## REQUIRED WORK:
Locate the string "euros" in the listing below. Copy every line where it is found.

[Data items]

☆ ☆ ☆

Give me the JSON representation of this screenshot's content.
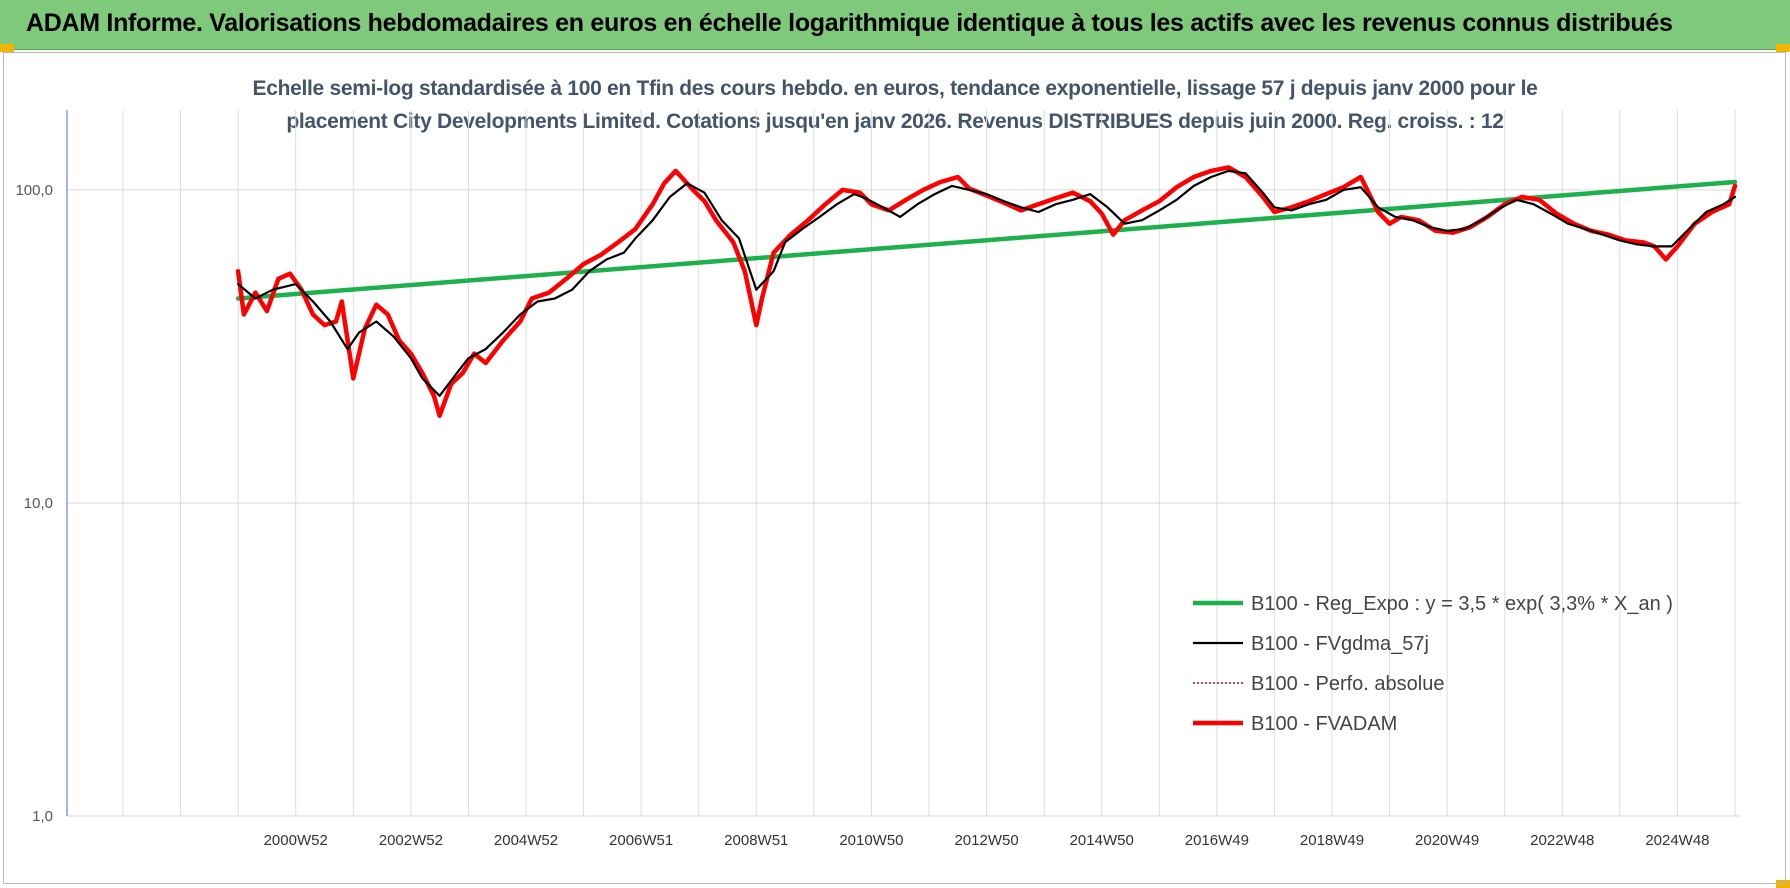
{
  "header": {
    "title": "ADAM Informe. Valorisations hebdomadaires en euros en échelle logarithmique identique à tous les actifs avec les revenus connus distribués"
  },
  "chart_data": {
    "type": "line",
    "title_line1": "Echelle semi-log standardisée à 100 en Tfin des cours hebdo. en euros, tendance exponentielle, lissage 57 j depuis janv 2000 pour le",
    "title_line2": "placement City Developments Limited. Cotations jusqu'en janv 2026. Revenus DISTRIBUES depuis juin 2000. Reg. croiss. : 12",
    "y_scale": "log",
    "ylim": [
      1,
      180
    ],
    "y_ticks": [
      1,
      10,
      100
    ],
    "y_tick_labels": [
      "1,0",
      "10,0",
      "100,0"
    ],
    "x_range": [
      1998.0,
      2026.0
    ],
    "x_tick_labels": [
      "2000W52",
      "2002W52",
      "2004W52",
      "2006W51",
      "2008W51",
      "2010W50",
      "2012W50",
      "2014W50",
      "2016W49",
      "2018W49",
      "2020W49",
      "2022W48",
      "2024W48"
    ],
    "x_tick_years": [
      2001,
      2003,
      2005,
      2007,
      2009,
      2011,
      2013,
      2015,
      2017,
      2019,
      2021,
      2023,
      2025
    ],
    "gridline_years": [
      1998,
      1999,
      2000,
      2001,
      2002,
      2003,
      2004,
      2005,
      2006,
      2007,
      2008,
      2009,
      2010,
      2011,
      2012,
      2013,
      2014,
      2015,
      2016,
      2017,
      2018,
      2019,
      2020,
      2021,
      2022,
      2023,
      2024,
      2025,
      2026
    ],
    "grid": true,
    "legend_position": "bottom-right",
    "series": [
      {
        "name": "B100 - Reg_Expo : y = 3,5 * exp( 3,3% *  X_an )",
        "color": "#1db04c",
        "style": "thick",
        "x": [
          2000.0,
          2026.0
        ],
        "y": [
          45,
          106
        ]
      },
      {
        "name": "B100 - FVgdma_57j",
        "color": "#000000",
        "style": "solid",
        "x": [
          2000.0,
          2000.3,
          2000.6,
          2001.0,
          2001.3,
          2001.6,
          2001.9,
          2002.1,
          2002.4,
          2002.7,
          2003.0,
          2003.2,
          2003.5,
          2003.8,
          2004.0,
          2004.3,
          2004.6,
          2004.9,
          2005.2,
          2005.5,
          2005.8,
          2006.1,
          2006.4,
          2006.7,
          2006.9,
          2007.2,
          2007.5,
          2007.8,
          2008.1,
          2008.4,
          2008.7,
          2009.0,
          2009.3,
          2009.5,
          2009.8,
          2010.1,
          2010.4,
          2010.7,
          2010.9,
          2011.2,
          2011.5,
          2011.8,
          2012.1,
          2012.4,
          2012.7,
          2013.0,
          2013.3,
          2013.6,
          2013.9,
          2014.2,
          2014.5,
          2014.8,
          2015.1,
          2015.4,
          2015.7,
          2016.0,
          2016.3,
          2016.6,
          2016.9,
          2017.2,
          2017.5,
          2017.8,
          2018.0,
          2018.3,
          2018.6,
          2018.9,
          2019.2,
          2019.5,
          2019.8,
          2020.1,
          2020.4,
          2020.7,
          2021.0,
          2021.3,
          2021.6,
          2021.9,
          2022.2,
          2022.5,
          2022.8,
          2023.1,
          2023.4,
          2023.7,
          2024.0,
          2024.3,
          2024.6,
          2024.9,
          2025.2,
          2025.5,
          2025.8,
          2026.0
        ],
        "y": [
          50,
          45,
          48,
          50,
          44,
          38,
          31,
          35,
          38,
          34,
          29,
          25,
          22,
          26,
          29,
          31,
          35,
          40,
          44,
          45,
          48,
          55,
          60,
          63,
          70,
          80,
          95,
          105,
          98,
          80,
          70,
          48,
          55,
          68,
          75,
          82,
          90,
          97,
          94,
          88,
          82,
          90,
          97,
          103,
          100,
          97,
          92,
          88,
          85,
          90,
          93,
          97,
          88,
          78,
          80,
          86,
          93,
          103,
          110,
          115,
          113,
          98,
          88,
          86,
          90,
          93,
          100,
          102,
          88,
          82,
          80,
          76,
          74,
          75,
          80,
          87,
          93,
          90,
          84,
          78,
          75,
          72,
          69,
          67,
          66,
          66,
          75,
          85,
          90,
          95
        ]
      },
      {
        "name": "B100 - Perfo. absolue",
        "color": "#c00000",
        "style": "dotted",
        "x": [],
        "y": []
      },
      {
        "name": "B100 - FVADAM",
        "color": "#ff0000",
        "style": "thick",
        "x": [
          2000.0,
          2000.1,
          2000.3,
          2000.5,
          2000.7,
          2000.9,
          2001.1,
          2001.3,
          2001.5,
          2001.7,
          2001.8,
          2002.0,
          2002.2,
          2002.4,
          2002.6,
          2002.8,
          2003.0,
          2003.2,
          2003.4,
          2003.5,
          2003.7,
          2003.9,
          2004.1,
          2004.3,
          2004.6,
          2004.9,
          2005.1,
          2005.4,
          2005.7,
          2006.0,
          2006.3,
          2006.6,
          2006.9,
          2007.2,
          2007.4,
          2007.6,
          2007.9,
          2008.1,
          2008.3,
          2008.6,
          2008.8,
          2009.0,
          2009.1,
          2009.3,
          2009.6,
          2009.9,
          2010.2,
          2010.5,
          2010.8,
          2011.0,
          2011.3,
          2011.6,
          2011.9,
          2012.2,
          2012.5,
          2012.7,
          2013.0,
          2013.3,
          2013.6,
          2013.9,
          2014.2,
          2014.5,
          2014.8,
          2015.0,
          2015.2,
          2015.4,
          2015.7,
          2016.0,
          2016.3,
          2016.6,
          2016.9,
          2017.2,
          2017.5,
          2017.8,
          2018.0,
          2018.3,
          2018.6,
          2018.9,
          2019.2,
          2019.5,
          2019.8,
          2020.0,
          2020.2,
          2020.5,
          2020.8,
          2021.1,
          2021.4,
          2021.7,
          2022.0,
          2022.3,
          2022.6,
          2022.9,
          2023.2,
          2023.5,
          2023.8,
          2024.1,
          2024.4,
          2024.6,
          2024.8,
          2025.0,
          2025.3,
          2025.6,
          2025.9,
          2026.0
        ],
        "y": [
          55,
          40,
          47,
          41,
          52,
          54,
          48,
          40,
          37,
          38,
          44,
          25,
          36,
          43,
          40,
          33,
          30,
          26,
          22,
          19,
          24,
          26,
          30,
          28,
          33,
          38,
          45,
          47,
          52,
          58,
          62,
          68,
          75,
          90,
          105,
          115,
          100,
          92,
          80,
          68,
          55,
          37,
          45,
          63,
          72,
          80,
          90,
          100,
          98,
          90,
          86,
          93,
          100,
          106,
          110,
          101,
          96,
          91,
          86,
          90,
          94,
          98,
          92,
          84,
          72,
          80,
          86,
          92,
          102,
          110,
          115,
          118,
          110,
          95,
          85,
          88,
          92,
          97,
          102,
          110,
          85,
          78,
          82,
          80,
          74,
          73,
          76,
          82,
          90,
          95,
          93,
          84,
          78,
          74,
          72,
          69,
          68,
          66,
          60,
          66,
          78,
          85,
          90,
          103
        ]
      }
    ]
  }
}
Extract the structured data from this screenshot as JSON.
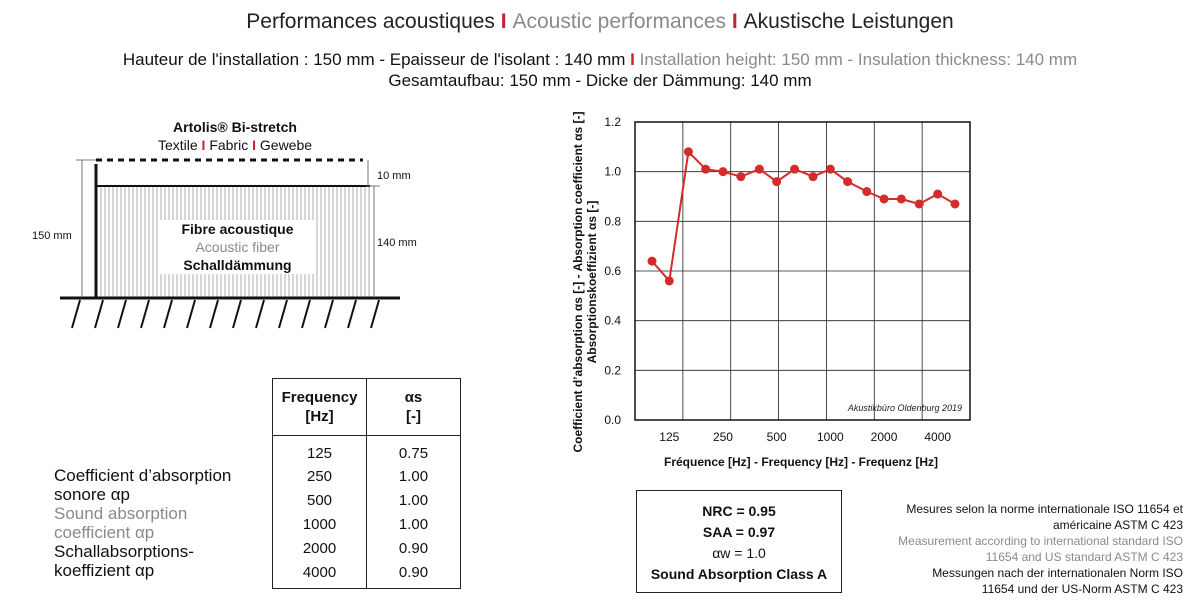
{
  "header": {
    "title_fr": "Performances acoustiques",
    "title_sep": " I ",
    "title_en": "Acoustic performances",
    "title_de": "Akustische Leistungen",
    "line1_fr": "Hauteur de l'installation : 150 mm - Epaisseur de l'isolant : 140 mm",
    "line1_sep": " I ",
    "line1_en": "Installation height: 150 mm - Insulation thickness: 140 mm",
    "line2_de": "Gesamtaufbau: 150 mm - Dicke der Dämmung: 140 mm"
  },
  "diagram": {
    "product": "Artolis® Bi-stretch",
    "fabric_fr": "Textile",
    "fabric_en": "Fabric",
    "fabric_de": "Gewebe",
    "sep": " I ",
    "dim_total": "150 mm",
    "dim_gap": "10 mm",
    "dim_insulation": "140 mm",
    "fibre_fr": "Fibre acoustique",
    "fibre_en": "Acoustic fiber",
    "fibre_de": "Schalldämmung"
  },
  "table": {
    "col1_line1": "Frequency",
    "col1_line2": "[Hz]",
    "col2_line1": "αs",
    "col2_line2": "[-]",
    "rows": [
      {
        "f": "125",
        "a": "0.75"
      },
      {
        "f": "250",
        "a": "1.00"
      },
      {
        "f": "500",
        "a": "1.00"
      },
      {
        "f": "1000",
        "a": "1.00"
      },
      {
        "f": "2000",
        "a": "0.90"
      },
      {
        "f": "4000",
        "a": "0.90"
      }
    ]
  },
  "coefficient": {
    "fr1": "Coefficient d’absorption",
    "fr2": "sonore αp",
    "en1": "Sound absorption",
    "en2": "coefficient αp",
    "de1": "Schallabsorptions-",
    "de2": "koeffizient αp"
  },
  "ratings": {
    "nrc": "NRC = 0.95",
    "saa": "SAA = 0.97",
    "aw": "αw = 1.0",
    "class": "Sound Absorption Class A"
  },
  "measurement": {
    "fr1": "Mesures selon la norme internationale ISO 11654 et",
    "fr2": "américaine ASTM C 423",
    "en1": "Measurement according to international standard ISO",
    "en2": "11654 and US standard ASTM C 423",
    "de1": "Messungen nach der internationalen Norm ISO",
    "de2": "11654 und der US-Norm ASTM C 423"
  },
  "colors": {
    "accent": "#c0272d",
    "series": "#d42b2b",
    "muted": "#8a8a8a"
  },
  "chart_data": {
    "type": "line",
    "x": [
      100,
      125,
      160,
      200,
      250,
      315,
      400,
      500,
      630,
      800,
      1000,
      1250,
      1600,
      2000,
      2500,
      3150,
      4000,
      5000
    ],
    "x_scale": "log",
    "xticks": [
      "125",
      "250",
      "500",
      "1000",
      "2000",
      "4000"
    ],
    "xtick_values": [
      125,
      250,
      500,
      1000,
      2000,
      4000
    ],
    "series": [
      {
        "values": [
          0.64,
          0.56,
          1.08,
          1.01,
          1.0,
          0.98,
          1.01,
          0.96,
          1.01,
          0.98,
          1.01,
          0.96,
          0.92,
          0.89,
          0.89,
          0.87,
          0.91,
          0.87
        ]
      }
    ],
    "yticks": [
      "0.0",
      "0.2",
      "0.4",
      "0.6",
      "0.8",
      "1.0",
      "1.2"
    ],
    "ylim": [
      0,
      1.2
    ],
    "xlabel": "Fréquence [Hz] - Frequency [Hz] - Frequenz [Hz]",
    "ylabel_line1": "Coefficient d’absorption αs [-] - Absorption coefficient αs [-]",
    "ylabel_line2": "Absorptionskoeffizient αs [-]",
    "source": "Akustikbüro Oldenburg 2019",
    "grid": true
  }
}
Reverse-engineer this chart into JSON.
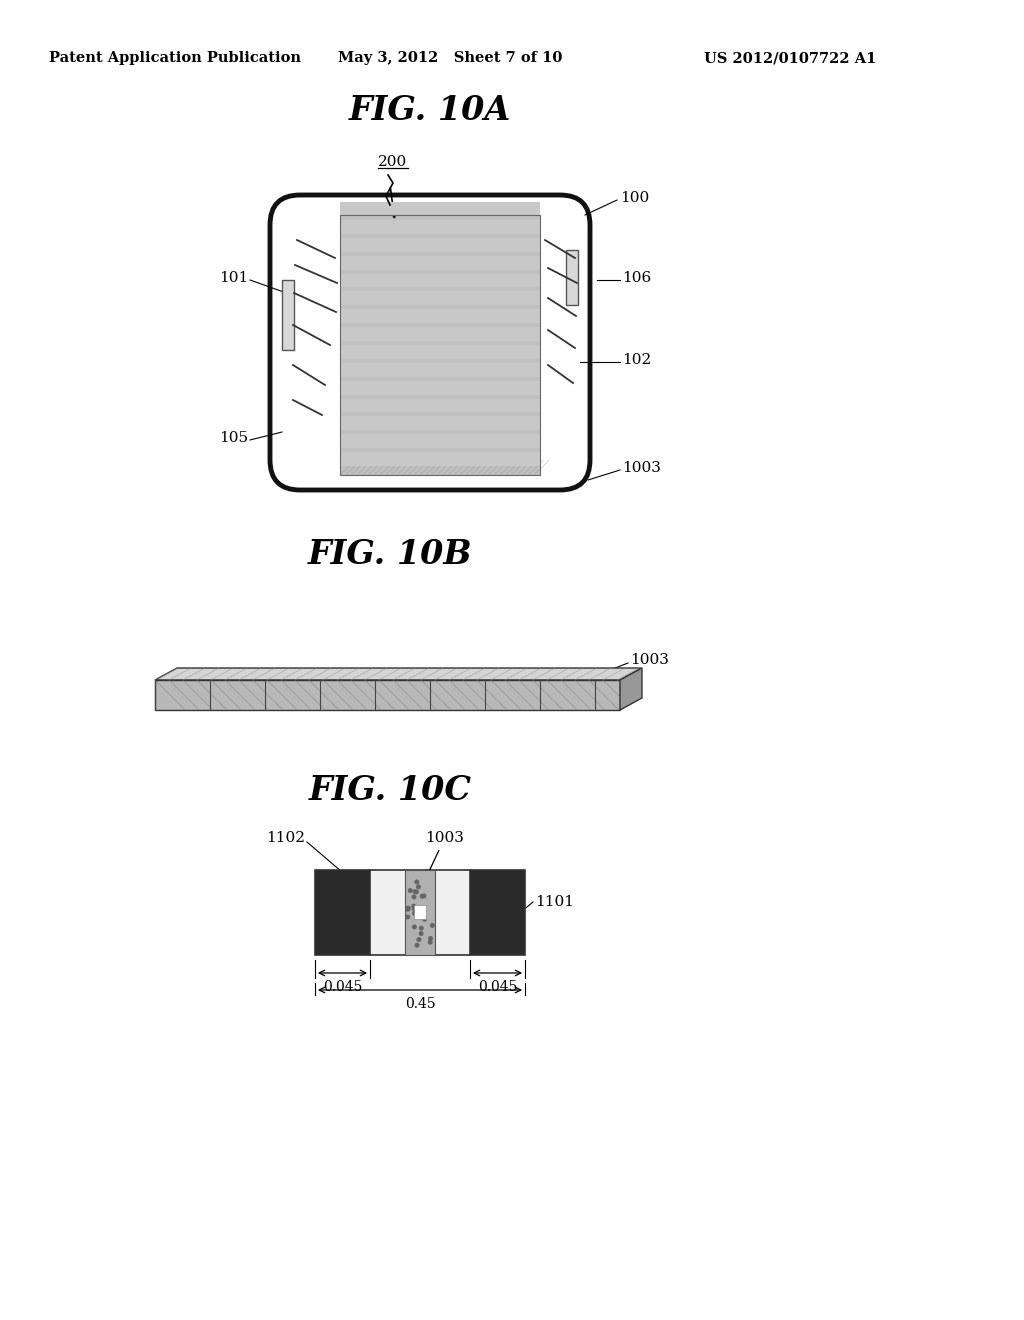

☆ ☆ ☆

## OUTPUT FOR THIS TASK:
    "title": "ADAM Informe. Valorisations hebdomadaires en euros en échelle logarithmique identique à tous les actifs avec les revenus connus distribués"
    "title_line1": "Echelle semi-log standardisée à 100 en Tfin des cours hebdo. en euros, tendance exponentielle, lissage 57 j depuis janv 2000 pour le",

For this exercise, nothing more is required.